DIRECTION: Compute the number of lines that include the string "seat", then output that number and nothing else.
** BEGIN SUPPLIED MATERIAL **
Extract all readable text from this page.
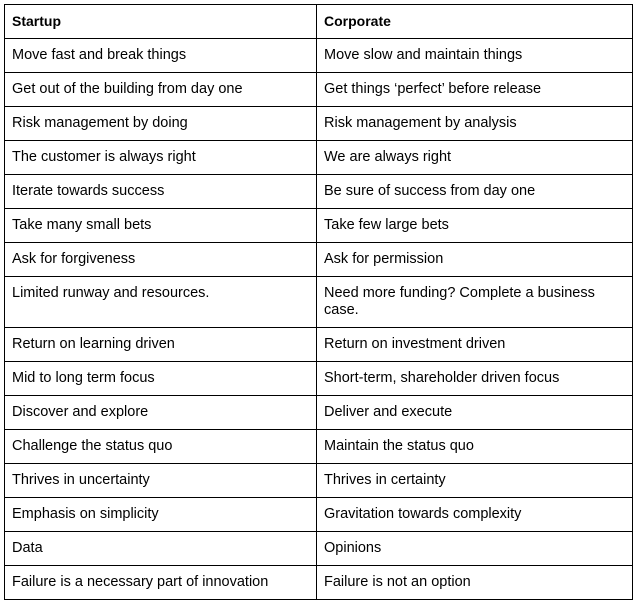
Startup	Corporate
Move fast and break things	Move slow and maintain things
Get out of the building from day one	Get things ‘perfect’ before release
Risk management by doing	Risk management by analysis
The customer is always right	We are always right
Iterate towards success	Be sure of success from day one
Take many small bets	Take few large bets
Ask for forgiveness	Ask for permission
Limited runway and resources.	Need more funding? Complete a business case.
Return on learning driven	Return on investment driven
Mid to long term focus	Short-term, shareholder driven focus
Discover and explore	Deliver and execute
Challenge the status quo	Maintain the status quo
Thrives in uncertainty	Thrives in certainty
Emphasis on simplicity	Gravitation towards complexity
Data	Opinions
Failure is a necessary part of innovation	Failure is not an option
** END SUPPLIED MATERIAL **
** BEGIN SUPPLIED MATERIAL **
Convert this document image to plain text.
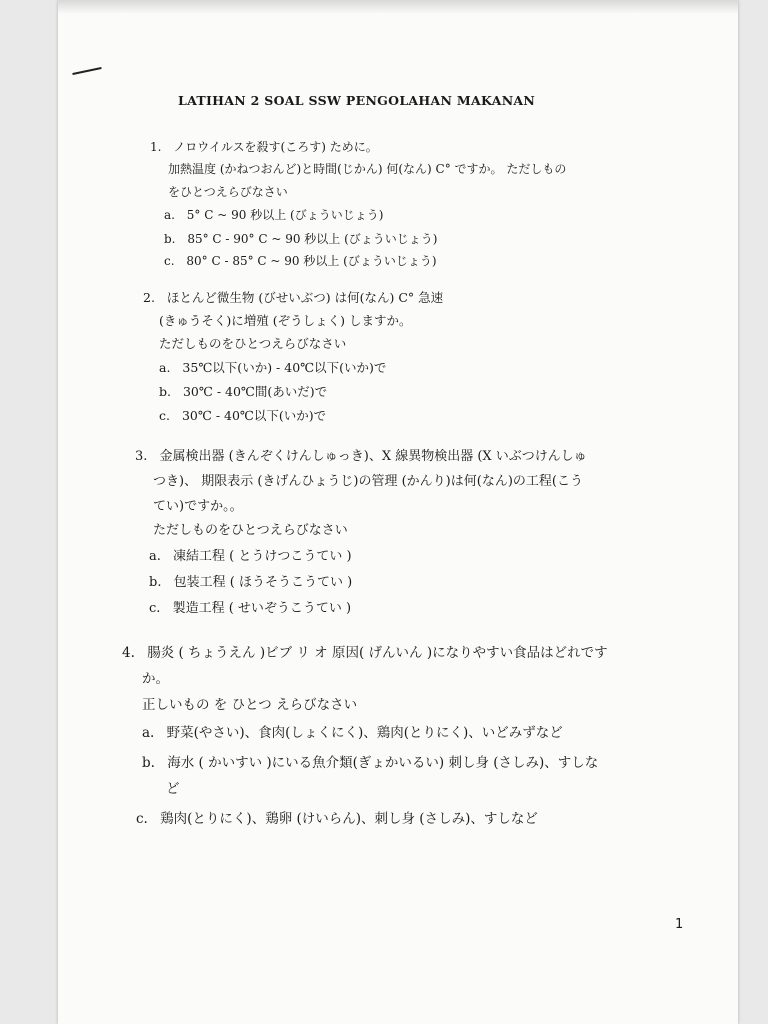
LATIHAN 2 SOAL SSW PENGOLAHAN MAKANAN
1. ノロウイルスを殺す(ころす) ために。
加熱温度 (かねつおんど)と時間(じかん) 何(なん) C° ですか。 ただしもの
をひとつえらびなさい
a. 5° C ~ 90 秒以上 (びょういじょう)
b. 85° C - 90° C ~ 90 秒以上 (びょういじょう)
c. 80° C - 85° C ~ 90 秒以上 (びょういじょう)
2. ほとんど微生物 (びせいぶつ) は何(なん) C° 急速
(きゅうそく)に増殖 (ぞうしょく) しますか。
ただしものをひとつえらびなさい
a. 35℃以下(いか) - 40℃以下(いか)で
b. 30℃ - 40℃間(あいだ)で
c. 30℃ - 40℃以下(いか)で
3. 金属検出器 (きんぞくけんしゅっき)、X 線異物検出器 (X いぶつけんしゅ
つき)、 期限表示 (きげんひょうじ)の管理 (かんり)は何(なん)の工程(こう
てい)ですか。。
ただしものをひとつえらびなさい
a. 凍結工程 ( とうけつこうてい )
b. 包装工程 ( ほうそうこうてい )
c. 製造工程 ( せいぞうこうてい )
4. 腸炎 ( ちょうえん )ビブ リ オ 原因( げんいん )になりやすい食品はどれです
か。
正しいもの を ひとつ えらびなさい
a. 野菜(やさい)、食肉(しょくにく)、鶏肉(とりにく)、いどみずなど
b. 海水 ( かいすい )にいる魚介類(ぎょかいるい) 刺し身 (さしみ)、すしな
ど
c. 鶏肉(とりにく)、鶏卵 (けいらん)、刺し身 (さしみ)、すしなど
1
** END SUPPLIED MATERIAL **
** BEGIN SUPPLIED MATERIAL **
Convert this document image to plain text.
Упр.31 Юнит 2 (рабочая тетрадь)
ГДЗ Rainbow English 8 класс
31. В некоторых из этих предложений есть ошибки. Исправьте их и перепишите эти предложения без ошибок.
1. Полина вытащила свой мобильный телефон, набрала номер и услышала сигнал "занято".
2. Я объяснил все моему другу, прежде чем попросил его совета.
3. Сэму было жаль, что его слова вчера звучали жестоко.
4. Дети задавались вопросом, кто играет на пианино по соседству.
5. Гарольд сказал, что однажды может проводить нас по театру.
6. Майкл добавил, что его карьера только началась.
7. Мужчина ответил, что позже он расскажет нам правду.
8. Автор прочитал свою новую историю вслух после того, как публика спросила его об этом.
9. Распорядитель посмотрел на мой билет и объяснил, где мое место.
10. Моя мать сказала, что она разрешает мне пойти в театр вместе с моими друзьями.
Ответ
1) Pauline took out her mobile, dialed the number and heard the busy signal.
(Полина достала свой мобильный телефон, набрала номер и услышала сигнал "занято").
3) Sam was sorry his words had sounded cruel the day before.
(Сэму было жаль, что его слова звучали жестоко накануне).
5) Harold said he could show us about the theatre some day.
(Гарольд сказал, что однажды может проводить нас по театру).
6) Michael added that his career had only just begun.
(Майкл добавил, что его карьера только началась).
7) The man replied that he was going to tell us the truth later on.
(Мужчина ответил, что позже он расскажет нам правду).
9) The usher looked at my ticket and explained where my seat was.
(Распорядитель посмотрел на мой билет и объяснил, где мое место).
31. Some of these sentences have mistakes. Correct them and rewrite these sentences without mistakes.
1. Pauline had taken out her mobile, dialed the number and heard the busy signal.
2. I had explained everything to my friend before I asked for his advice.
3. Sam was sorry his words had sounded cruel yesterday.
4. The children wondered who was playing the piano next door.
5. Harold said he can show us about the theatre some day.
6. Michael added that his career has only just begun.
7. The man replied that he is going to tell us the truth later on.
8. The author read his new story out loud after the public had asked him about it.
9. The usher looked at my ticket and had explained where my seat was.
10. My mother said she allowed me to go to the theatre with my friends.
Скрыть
** END SUPPLIED MATERIAL **
TASK RESULT: 2